• **Problem description**
Report only the number of lines in this material that include "title".

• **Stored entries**
....

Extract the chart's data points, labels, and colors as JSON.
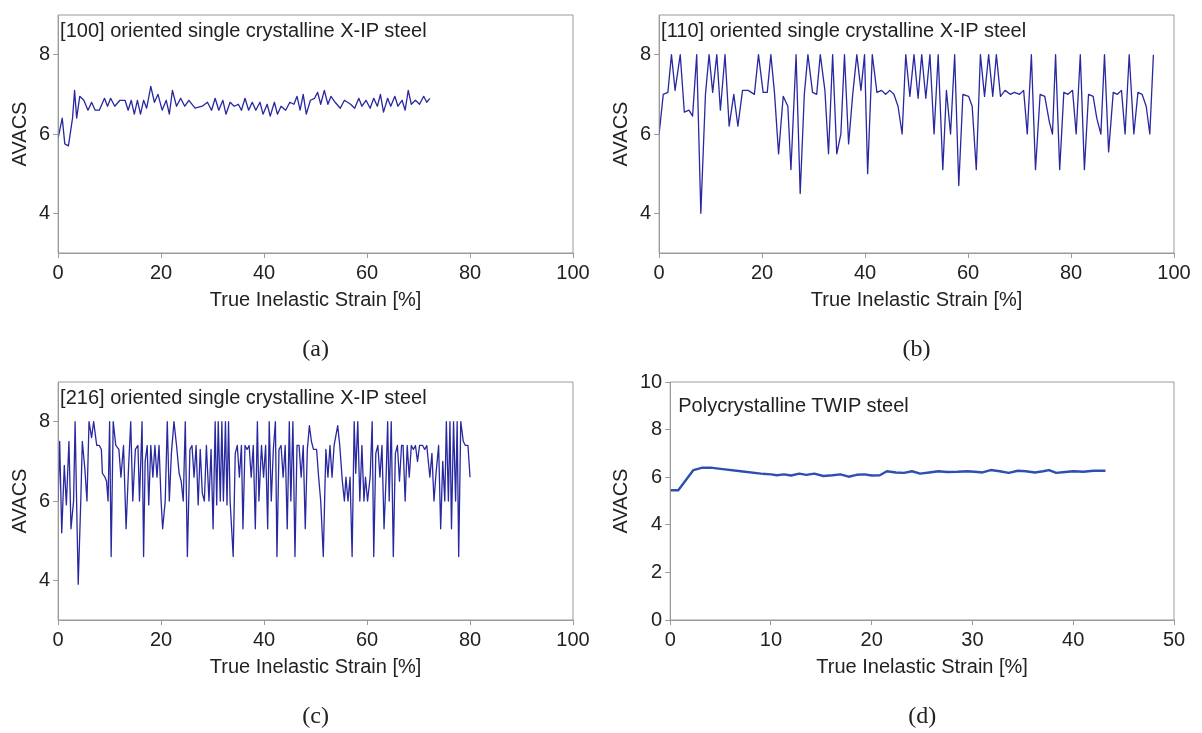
{
  "chart_data": [
    {
      "type": "line",
      "title": "[100] oriented single crystalline X-IP steel",
      "xlabel": "True Inelastic Strain [%]",
      "ylabel": "AVACS",
      "annotations": [
        "(a)"
      ],
      "color": "#2828a0",
      "grid": false,
      "legend": false,
      "marker": "none",
      "line_style": "solid",
      "xlim": [
        0,
        100
      ],
      "ylim": [
        3,
        9
      ],
      "xticks": [
        0,
        20,
        40,
        60,
        80,
        100
      ],
      "yticks": [
        4,
        6,
        8
      ],
      "x": [
        0,
        0.8,
        1.3,
        2,
        2.8,
        3.2,
        3.6,
        4.2,
        5,
        5.8,
        6.5,
        7.2,
        8,
        9,
        9.6,
        10.2,
        11,
        12,
        13,
        13.6,
        14.2,
        14.8,
        15.4,
        16,
        16.6,
        17.2,
        18,
        18.7,
        19.4,
        20.2,
        21,
        21.6,
        22.2,
        23,
        23.8,
        24.6,
        25.4,
        26.6,
        28,
        29,
        29.8,
        30.5,
        31.2,
        32,
        32.6,
        33.4,
        34.2,
        35,
        35.6,
        36.3,
        37,
        37.7,
        38.4,
        39.2,
        39.8,
        40.6,
        41.2,
        42,
        42.6,
        43.3,
        44.2,
        45,
        45.8,
        46.4,
        47,
        47.6,
        48.2,
        49,
        49.8,
        50.4,
        51,
        51.7,
        52.4,
        53,
        53.8,
        54.8,
        55.6,
        56.8,
        57.6,
        58.4,
        59,
        59.8,
        60.6,
        61.3,
        62,
        62.6,
        63.2,
        64,
        64.6,
        65.4,
        66,
        66.8,
        67.4,
        68,
        68.6,
        69.4,
        70.2,
        71,
        71.6,
        72.2
      ],
      "values": [
        5.9,
        6.4,
        5.75,
        5.7,
        6.4,
        7.1,
        6.4,
        6.95,
        6.85,
        6.6,
        6.8,
        6.6,
        6.6,
        6.9,
        6.7,
        6.9,
        6.7,
        6.85,
        6.85,
        6.6,
        6.85,
        6.5,
        6.85,
        6.5,
        6.85,
        6.65,
        7.2,
        6.8,
        7.0,
        6.6,
        6.85,
        6.5,
        7.1,
        6.7,
        6.9,
        6.7,
        6.85,
        6.65,
        6.7,
        6.8,
        6.6,
        6.9,
        6.6,
        6.85,
        6.5,
        6.8,
        6.7,
        6.75,
        6.6,
        6.9,
        6.6,
        6.8,
        6.6,
        6.8,
        6.5,
        6.75,
        6.45,
        6.8,
        6.5,
        6.7,
        6.6,
        6.8,
        6.75,
        6.95,
        6.6,
        7.0,
        6.5,
        6.85,
        6.9,
        7.05,
        6.75,
        7.1,
        6.75,
        6.95,
        6.8,
        6.65,
        6.85,
        6.75,
        6.65,
        6.9,
        6.7,
        6.85,
        6.65,
        6.9,
        6.7,
        7.0,
        6.55,
        6.9,
        6.7,
        6.95,
        6.7,
        6.85,
        6.6,
        7.1,
        6.75,
        6.85,
        6.75,
        6.95,
        6.8,
        6.9
      ]
    },
    {
      "type": "line",
      "title": "[110] oriented single crystalline X-IP steel",
      "xlabel": "True Inelastic Strain [%]",
      "ylabel": "AVACS",
      "annotations": [
        "(b)"
      ],
      "color": "#2828a0",
      "grid": false,
      "legend": false,
      "marker": "none",
      "line_style": "solid",
      "xlim": [
        0,
        100
      ],
      "ylim": [
        3,
        9
      ],
      "xticks": [
        0,
        20,
        40,
        60,
        80,
        100
      ],
      "yticks": [
        4,
        6,
        8
      ],
      "x": [
        0,
        0.8,
        1.7,
        2.4,
        3.1,
        4.1,
        4.9,
        5.8,
        6.5,
        7.3,
        8.1,
        9,
        9.7,
        10.4,
        11.2,
        11.9,
        12.8,
        13.6,
        14.5,
        15.3,
        16.2,
        17.3,
        18.5,
        19.3,
        20.2,
        21,
        21.7,
        22.4,
        23.2,
        24.1,
        25,
        25.6,
        26.6,
        27.4,
        28.2,
        28.9,
        29.8,
        30.6,
        31.3,
        32.2,
        32.9,
        33.7,
        34.5,
        35.3,
        36,
        36.8,
        37.6,
        38.4,
        39.2,
        39.9,
        40.5,
        41.4,
        42.3,
        43.2,
        44,
        44.8,
        45.6,
        46.4,
        47.2,
        47.9,
        48.7,
        49.5,
        50.3,
        51,
        51.8,
        52.6,
        53.4,
        54.2,
        55.1,
        55.8,
        56.6,
        57.4,
        58.2,
        59,
        60.1,
        60.8,
        61.6,
        62.4,
        63.2,
        64,
        64.8,
        65.5,
        66.3,
        67.2,
        68.2,
        69,
        70,
        70.8,
        71.5,
        72.3,
        73.1,
        74,
        74.9,
        75.8,
        76.4,
        77,
        77.8,
        78.6,
        79.4,
        80.3,
        81,
        81.8,
        82.6,
        83.4,
        84.3,
        85,
        85.8,
        86.5,
        87.3,
        88.2,
        89,
        89.8,
        90.5,
        91.3,
        92.2,
        93,
        93.8,
        94.6,
        95.3,
        96
      ],
      "values": [
        6.0,
        7.0,
        7.05,
        8.0,
        7.1,
        8.0,
        6.55,
        6.6,
        6.45,
        8.0,
        4.0,
        7.0,
        8.0,
        7.05,
        8.0,
        6.6,
        8.0,
        6.2,
        7.0,
        6.2,
        7.1,
        7.1,
        7.0,
        8.0,
        7.05,
        7.05,
        8.0,
        7.05,
        5.5,
        6.95,
        6.7,
        5.1,
        8.0,
        4.5,
        7.0,
        8.0,
        7.05,
        7.0,
        8.0,
        7.1,
        5.5,
        8.0,
        5.5,
        6.0,
        8.0,
        5.75,
        7.0,
        8.0,
        7.1,
        8.0,
        5.0,
        8.0,
        7.05,
        7.1,
        7.0,
        7.1,
        7.0,
        6.7,
        6.0,
        8.0,
        6.95,
        8.0,
        6.9,
        8.0,
        6.9,
        8.0,
        6.0,
        8.0,
        5.1,
        7.1,
        6.0,
        8.0,
        4.7,
        7.0,
        6.95,
        6.7,
        5.1,
        8.0,
        6.95,
        8.0,
        6.95,
        8.0,
        6.95,
        7.1,
        7.0,
        7.05,
        7.0,
        7.1,
        6.0,
        8.0,
        5.1,
        7.0,
        6.95,
        6.3,
        6.0,
        8.0,
        5.1,
        7.05,
        7.0,
        7.1,
        6.0,
        8.0,
        5.1,
        7.0,
        6.95,
        6.4,
        6.0,
        8.0,
        5.55,
        7.05,
        7.0,
        7.1,
        6.0,
        8.0,
        6.0,
        7.05,
        7.0,
        6.7,
        6.0,
        8.0
      ]
    },
    {
      "type": "line",
      "title": "[216] oriented single crystalline X-IP steel",
      "xlabel": "True Inelastic Strain [%]",
      "ylabel": "AVACS",
      "annotations": [
        "(c)"
      ],
      "color": "#2828a0",
      "grid": false,
      "legend": false,
      "marker": "none",
      "line_style": "solid",
      "xlim": [
        0,
        100
      ],
      "ylim": [
        3,
        9
      ],
      "xticks": [
        0,
        20,
        40,
        60,
        80,
        100
      ],
      "yticks": [
        4,
        6,
        8
      ],
      "x": [
        0,
        0.3,
        0.7,
        1.2,
        1.6,
        2.1,
        2.5,
        3,
        3.3,
        3.6,
        3.9,
        4.4,
        4.7,
        5.2,
        5.6,
        6,
        6.5,
        6.9,
        7.5,
        8,
        8.4,
        8.6,
        9.1,
        9.4,
        9.7,
        10,
        10.3,
        10.7,
        11.2,
        11.8,
        12.2,
        12.7,
        13.2,
        13.7,
        14.1,
        14.5,
        15,
        15.5,
        15.8,
        16.3,
        16.6,
        16.9,
        17.3,
        17.6,
        18,
        18.4,
        18.8,
        19.2,
        19.6,
        20,
        20.3,
        20.8,
        21.2,
        21.6,
        22,
        22.5,
        23,
        23.5,
        23.9,
        24.3,
        24.7,
        25.1,
        25.6,
        26,
        26.4,
        26.8,
        27.2,
        27.6,
        28,
        28.4,
        28.8,
        29.3,
        29.7,
        30.1,
        30.5,
        30.8,
        31.1,
        31.5,
        31.8,
        32.1,
        32.5,
        32.8,
        33.1,
        33.4,
        34,
        34.4,
        34.8,
        35.2,
        35.6,
        35.9,
        36.3,
        36.7,
        37.1,
        37.5,
        37.9,
        38.3,
        38.7,
        39,
        39.5,
        39.9,
        40.3,
        40.7,
        41,
        41.4,
        41.8,
        42.2,
        42.5,
        42.9,
        43.3,
        43.7,
        44.1,
        44.5,
        44.9,
        45.2,
        45.6,
        46,
        46.4,
        46.8,
        47.2,
        47.6,
        48,
        48.4,
        48.8,
        49.2,
        49.6,
        50.2,
        50.6,
        51,
        51.5,
        52,
        52.4,
        52.8,
        53.2,
        53.6,
        54.3,
        54.7,
        55.2,
        55.6,
        55.9,
        56.3,
        56.7,
        57.1,
        57.5,
        57.8,
        58.2,
        58.6,
        59,
        59.4,
        59.7,
        60.1,
        60.6,
        61,
        61.3,
        61.7,
        62.1,
        62.5,
        62.9,
        63.3,
        63.7,
        64,
        64.3,
        64.7,
        65.1,
        65.5,
        65.9,
        66.3,
        66.7,
        67,
        67.4,
        67.8,
        68.2,
        68.6,
        69,
        69.4,
        69.8,
        70.2,
        70.8,
        71.2,
        71.6,
        72.2,
        72.6,
        73,
        73.4,
        73.9,
        74.3,
        74.7,
        75.1,
        75.4,
        75.8,
        76.1,
        76.4,
        76.8,
        77.2,
        77.5,
        77.8,
        78.2,
        78.7,
        79.1,
        79.6,
        80
      ],
      "values": [
        6.0,
        7.5,
        5.2,
        6.9,
        5.9,
        7.5,
        5.3,
        6.0,
        8.0,
        5.9,
        3.9,
        6.0,
        7.5,
        6.8,
        6.0,
        8.0,
        7.6,
        8.0,
        7.4,
        7.4,
        7.3,
        6.7,
        6.6,
        6.5,
        6.0,
        8.0,
        4.6,
        8.0,
        7.4,
        7.3,
        6.6,
        7.4,
        5.3,
        6.9,
        8.0,
        6.0,
        7.3,
        7.4,
        6.0,
        8.0,
        4.6,
        7.0,
        7.4,
        5.9,
        7.4,
        6.6,
        7.4,
        6.6,
        7.4,
        6.0,
        5.3,
        6.0,
        8.0,
        6.0,
        7.2,
        8.0,
        7.4,
        6.7,
        6.5,
        6.0,
        8.0,
        4.6,
        7.3,
        7.4,
        6.6,
        7.4,
        5.9,
        7.3,
        6.2,
        6.0,
        7.4,
        6.0,
        7.3,
        5.3,
        8.0,
        5.9,
        8.0,
        6.0,
        8.0,
        6.0,
        8.0,
        5.9,
        8.0,
        6.0,
        4.6,
        7.2,
        7.4,
        6.6,
        7.4,
        5.3,
        7.4,
        7.3,
        7.4,
        6.6,
        7.4,
        5.3,
        8.0,
        6.0,
        7.4,
        6.6,
        7.4,
        5.3,
        8.0,
        6.0,
        7.3,
        8.0,
        4.6,
        7.3,
        7.4,
        6.6,
        7.4,
        5.3,
        8.0,
        6.0,
        8.0,
        4.6,
        7.4,
        7.4,
        6.6,
        7.4,
        5.3,
        7.3,
        7.9,
        7.5,
        7.3,
        7.3,
        6.6,
        6.0,
        4.6,
        7.3,
        6.6,
        7.4,
        6.6,
        7.4,
        7.9,
        7.4,
        6.5,
        6.0,
        6.6,
        6.0,
        6.6,
        4.6,
        8.0,
        6.7,
        8.0,
        6.0,
        7.4,
        6.0,
        6.6,
        6.0,
        6.6,
        8.0,
        4.6,
        7.2,
        7.4,
        6.6,
        7.4,
        5.3,
        6.6,
        8.0,
        6.0,
        8.0,
        4.6,
        7.2,
        7.4,
        6.5,
        7.4,
        7.4,
        6.0,
        7.4,
        6.6,
        7.4,
        7.3,
        7.4,
        7.0,
        7.4,
        7.4,
        7.3,
        7.4,
        6.6,
        7.2,
        6.0,
        6.7,
        7.4,
        5.3,
        7.0,
        6.0,
        8.0,
        6.0,
        8.0,
        5.3,
        8.0,
        6.0,
        8.0,
        4.6,
        8.0,
        7.5,
        7.4,
        7.4,
        6.6
      ]
    },
    {
      "type": "line",
      "title": "Polycrystalline TWIP steel",
      "xlabel": "True Inelastic Strain [%]",
      "ylabel": "AVACS",
      "annotations": [
        "(d)"
      ],
      "color": "#2f4fb0",
      "grid": false,
      "legend": false,
      "marker": "none",
      "line_style": "solid",
      "xlim": [
        0,
        50
      ],
      "ylim": [
        0,
        10
      ],
      "xticks": [
        0,
        10,
        20,
        30,
        40,
        50
      ],
      "yticks": [
        0,
        2,
        4,
        6,
        8,
        10
      ],
      "x": [
        0,
        0.8,
        1.5,
        2.3,
        3.2,
        4,
        5,
        7,
        9,
        10,
        10.6,
        11.3,
        12,
        12.8,
        13.5,
        14.3,
        15.2,
        16.1,
        16.9,
        17.7,
        18.5,
        19.3,
        20,
        20.8,
        21.5,
        22.4,
        23.2,
        24,
        24.8,
        25.7,
        26.6,
        27.5,
        28.5,
        29.5,
        30.5,
        31,
        31.8,
        32.7,
        33.6,
        34.5,
        35.3,
        36.2,
        37,
        37.6,
        38.3,
        39.2,
        40,
        41,
        42,
        43.2
      ],
      "values": [
        5.45,
        5.45,
        5.85,
        6.3,
        6.4,
        6.4,
        6.35,
        6.25,
        6.15,
        6.12,
        6.08,
        6.12,
        6.07,
        6.15,
        6.1,
        6.15,
        6.05,
        6.08,
        6.12,
        6.02,
        6.1,
        6.12,
        6.07,
        6.08,
        6.25,
        6.2,
        6.18,
        6.25,
        6.15,
        6.2,
        6.25,
        6.22,
        6.23,
        6.25,
        6.22,
        6.2,
        6.3,
        6.25,
        6.18,
        6.27,
        6.25,
        6.2,
        6.25,
        6.3,
        6.18,
        6.22,
        6.25,
        6.23,
        6.27,
        6.27
      ]
    }
  ]
}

....

• **Full response**
4